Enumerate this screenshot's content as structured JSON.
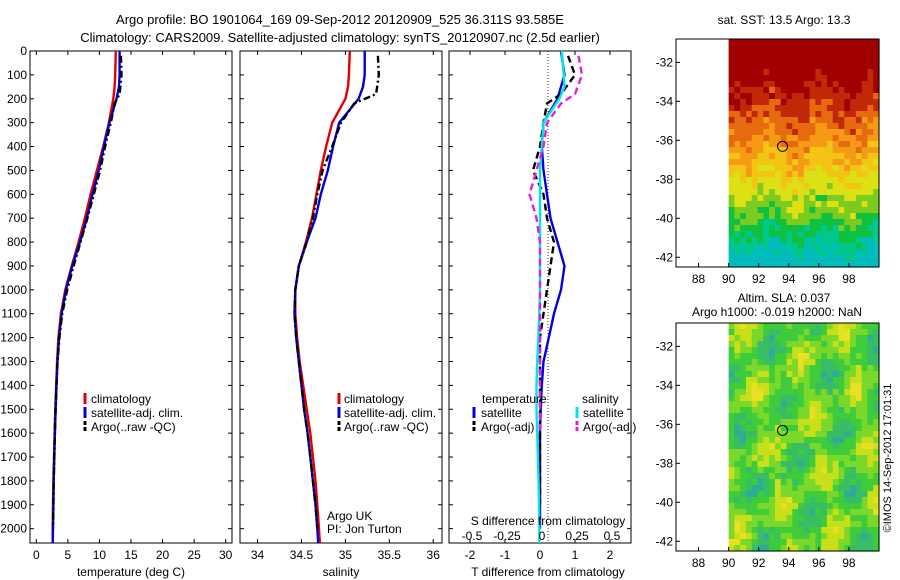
{
  "header": {
    "line1": "Argo profile: BO 1901064_169 09-Sep-2012 20120909_525 36.311S 93.585E",
    "line2": "Climatology: CARS2009. Satellite-adjusted climatology: synTS_20120907.nc (2.5d earlier)"
  },
  "colors": {
    "climatology": "#e00000",
    "satellite": "#0000dd",
    "argo": "#000000",
    "salinity_satellite": "#00e5e5",
    "salinity_argo": "#e020e0"
  },
  "chart_data": [
    {
      "type": "line",
      "xlabel": "temperature (deg C)",
      "ylabel": "",
      "xlim": [
        -1,
        31
      ],
      "xticks": [
        0,
        5,
        10,
        15,
        20,
        25,
        30
      ],
      "ylim": [
        2060,
        0
      ],
      "yticks": [
        0,
        100,
        200,
        300,
        400,
        500,
        600,
        700,
        800,
        900,
        1000,
        1100,
        1200,
        1300,
        1400,
        1500,
        1600,
        1700,
        1800,
        1900,
        2000
      ],
      "y_reversed": true,
      "legend": {
        "placement": "lower-right",
        "entries": [
          "climatology",
          "satellite-adj. clim.",
          "Argo(..raw -QC)"
        ]
      },
      "series": [
        {
          "name": "climatology",
          "color": "#e00000",
          "dash": "solid",
          "x": [
            12.6,
            12.5,
            12.4,
            12.2,
            11.5,
            10.6,
            9.6,
            8.6,
            7.7,
            6.7,
            5.6,
            4.6,
            3.9,
            3.5,
            3.3,
            3.15,
            3.0,
            2.9,
            2.8,
            2.7,
            2.65,
            2.6,
            2.6
          ],
          "y": [
            0,
            100,
            150,
            200,
            300,
            400,
            500,
            600,
            700,
            800,
            900,
            1000,
            1100,
            1200,
            1300,
            1400,
            1500,
            1600,
            1700,
            1800,
            1900,
            2000,
            2060
          ]
        },
        {
          "name": "satellite-adj. clim.",
          "color": "#0000dd",
          "dash": "solid",
          "x": [
            13.2,
            13.2,
            13.1,
            12.7,
            11.6,
            10.7,
            9.9,
            8.9,
            8.0,
            6.9,
            5.7,
            4.7,
            4.0,
            3.6,
            3.35,
            3.2,
            3.05,
            2.95,
            2.85,
            2.75,
            2.7,
            2.65,
            2.6
          ],
          "y": [
            0,
            100,
            150,
            200,
            300,
            400,
            500,
            600,
            700,
            800,
            900,
            1000,
            1100,
            1200,
            1300,
            1400,
            1500,
            1600,
            1700,
            1800,
            1900,
            2000,
            2060
          ]
        },
        {
          "name": "Argo(..raw -QC)",
          "color": "#000000",
          "dash": "dashdot",
          "x": [
            13.4,
            13.5,
            13.2,
            12.4,
            11.8,
            10.9,
            10.1,
            9.1,
            8.1,
            7.0,
            5.9,
            4.9,
            4.1,
            3.65,
            3.35,
            3.2,
            3.05,
            2.95,
            2.85,
            2.75,
            2.7,
            2.65
          ],
          "y": [
            20,
            100,
            180,
            220,
            300,
            400,
            500,
            600,
            700,
            800,
            900,
            1000,
            1100,
            1200,
            1300,
            1400,
            1500,
            1600,
            1700,
            1800,
            1900,
            2000
          ]
        }
      ]
    },
    {
      "type": "line",
      "xlabel": "salinity",
      "ylabel": "",
      "xlim": [
        33.8,
        36.1
      ],
      "xticks": [
        34,
        34.5,
        35,
        35.5,
        36
      ],
      "ylim": [
        2060,
        0
      ],
      "y_reversed": true,
      "legend": {
        "placement": "lower-right",
        "entries": [
          "climatology",
          "satellite-adj. clim.",
          "Argo(..raw -QC)"
        ]
      },
      "annotation": [
        "Argo UK",
        "PI: Jon Turton"
      ],
      "series": [
        {
          "name": "climatology",
          "color": "#e00000",
          "dash": "solid",
          "x": [
            35.05,
            35.04,
            35.03,
            35.0,
            34.85,
            34.78,
            34.72,
            34.67,
            34.62,
            34.55,
            34.47,
            34.43,
            34.43,
            34.45,
            34.48,
            34.52,
            34.56,
            34.6,
            34.63,
            34.66,
            34.68,
            34.7,
            34.71
          ],
          "y": [
            0,
            100,
            150,
            200,
            300,
            400,
            500,
            600,
            700,
            800,
            900,
            1000,
            1100,
            1200,
            1300,
            1400,
            1500,
            1600,
            1700,
            1800,
            1900,
            2000,
            2060
          ]
        },
        {
          "name": "satellite-adj. clim.",
          "color": "#0000dd",
          "dash": "solid",
          "x": [
            35.22,
            35.22,
            35.2,
            35.15,
            34.93,
            34.86,
            34.8,
            34.72,
            34.66,
            34.56,
            34.47,
            34.43,
            34.42,
            34.44,
            34.47,
            34.5,
            34.53,
            34.57,
            34.6,
            34.63,
            34.66,
            34.68,
            34.69
          ],
          "y": [
            0,
            100,
            150,
            200,
            300,
            400,
            500,
            600,
            700,
            800,
            900,
            1000,
            1100,
            1200,
            1300,
            1400,
            1500,
            1600,
            1700,
            1800,
            1900,
            2000,
            2060
          ]
        },
        {
          "name": "Argo(..raw -QC)",
          "color": "#000000",
          "dash": "dashdot",
          "x": [
            35.37,
            35.38,
            35.35,
            35.1,
            34.95,
            34.85,
            34.74,
            34.68,
            34.63,
            34.56,
            34.47,
            34.43,
            34.42,
            34.44,
            34.47,
            34.5,
            34.53,
            34.57,
            34.6,
            34.63,
            34.66,
            34.68
          ],
          "y": [
            20,
            100,
            180,
            220,
            300,
            400,
            500,
            600,
            700,
            800,
            900,
            1000,
            1100,
            1200,
            1300,
            1400,
            1500,
            1600,
            1700,
            1800,
            1900,
            2000
          ]
        }
      ]
    },
    {
      "type": "line",
      "xlabel": "T difference from climatology",
      "xlabel_top": "S difference from climatology",
      "xlim": [
        -2.6,
        2.6
      ],
      "xticks": [
        -2,
        -1,
        0,
        1,
        2
      ],
      "s_tick_labels": [
        "-0.5",
        "-0.25",
        "0",
        "0.25",
        "0.5"
      ],
      "ylim": [
        2060,
        0
      ],
      "y_reversed": true,
      "legend": {
        "placement": "lower-center",
        "entries": [
          "temperature",
          "satellite",
          "Argo(-adj)",
          "salinity",
          "satellite",
          "Argo(-adj)"
        ]
      },
      "series": [
        {
          "name": "satellite",
          "group": "temperature",
          "color": "#0000dd",
          "dash": "solid",
          "x": [
            0.6,
            0.7,
            0.6,
            0.5,
            0.1,
            0.05,
            0.1,
            0.2,
            0.3,
            0.5,
            0.7,
            0.6,
            0.4,
            0.25,
            0.1,
            0.05,
            0.02,
            0.0,
            0.0,
            0.0,
            0.0,
            0.0
          ],
          "y": [
            0,
            100,
            150,
            200,
            300,
            400,
            500,
            600,
            700,
            800,
            900,
            1000,
            1100,
            1200,
            1300,
            1400,
            1500,
            1600,
            1700,
            1800,
            1900,
            2000
          ]
        },
        {
          "name": "Argo(-adj)",
          "group": "temperature",
          "color": "#000000",
          "dash": "dashed",
          "x": [
            0.8,
            1.0,
            0.6,
            0.2,
            0.1,
            0.0,
            -0.2,
            0.1,
            0.2,
            0.4,
            0.3,
            0.2,
            0.1,
            0.0,
            0.0,
            0.0,
            0.0,
            0.0,
            0.0,
            0.0,
            0.0
          ],
          "y": [
            20,
            100,
            180,
            220,
            300,
            400,
            500,
            600,
            700,
            800,
            900,
            1000,
            1100,
            1200,
            1300,
            1400,
            1500,
            1600,
            1700,
            1800,
            1900
          ]
        },
        {
          "name": "satellite",
          "group": "salinity",
          "color": "#00e5e5",
          "dash": "solid",
          "x": [
            0.62,
            0.68,
            0.7,
            0.55,
            0.1,
            0.05,
            0.0,
            0.0,
            0.0,
            0.0,
            0.0,
            0.0,
            -0.02,
            -0.05,
            -0.08,
            -0.1,
            -0.1,
            -0.08,
            -0.06,
            -0.04,
            -0.03,
            -0.02,
            -0.02
          ],
          "y": [
            0,
            100,
            150,
            200,
            300,
            400,
            500,
            600,
            700,
            800,
            900,
            1000,
            1100,
            1200,
            1300,
            1400,
            1500,
            1600,
            1700,
            1800,
            1900,
            2000,
            2060
          ]
        },
        {
          "name": "Argo(-adj)",
          "group": "salinity",
          "color": "#e020e0",
          "dash": "dashed",
          "x": [
            1.1,
            1.2,
            1.0,
            0.6,
            0.2,
            0.1,
            -0.1,
            -0.3,
            -0.1,
            0.0,
            0.0,
            0.0,
            0.0,
            0.0,
            0.0,
            0.0,
            0.0,
            0.0
          ],
          "y": [
            20,
            100,
            180,
            220,
            300,
            400,
            500,
            600,
            700,
            800,
            900,
            1000,
            1100,
            1200,
            1300,
            1400,
            1500,
            1600
          ]
        }
      ]
    },
    {
      "type": "heatmap",
      "title": "sat. SST: 13.5 Argo: 13.3",
      "xlim": [
        86.5,
        100
      ],
      "xticks": [
        88,
        90,
        92,
        94,
        96,
        98
      ],
      "ylim": [
        -42.5,
        -30.8
      ],
      "yticks": [
        -32,
        -34,
        -36,
        -38,
        -40,
        -42
      ],
      "nodata_below_lon": 90,
      "marker": {
        "lon": 93.585,
        "lat": -36.311
      }
    },
    {
      "type": "heatmap",
      "title": "Altim. SLA: 0.037",
      "subtitle": "Argo h1000: -0.019 h2000: NaN",
      "xlim": [
        86.5,
        100
      ],
      "xticks": [
        88,
        90,
        92,
        94,
        96,
        98
      ],
      "ylim": [
        -42.5,
        -30.8
      ],
      "yticks": [
        -32,
        -34,
        -36,
        -38,
        -40,
        -42
      ],
      "nodata_below_lon": 90,
      "marker": {
        "lon": 93.585,
        "lat": -36.311
      }
    }
  ],
  "footer_stamp": "©IMOS 14-Sep-2012 17:01:31"
}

━━━━━━━━━━━━━━━━━━━━━━━━━━━━━━

GOAL:
Go through the data above and find the lines with the word "difference". Copy each of those lines.

RESULT FOR THIS TASK:
      "xlabel": "T difference from climatology",
      "xlabel_top": "S difference from climatology",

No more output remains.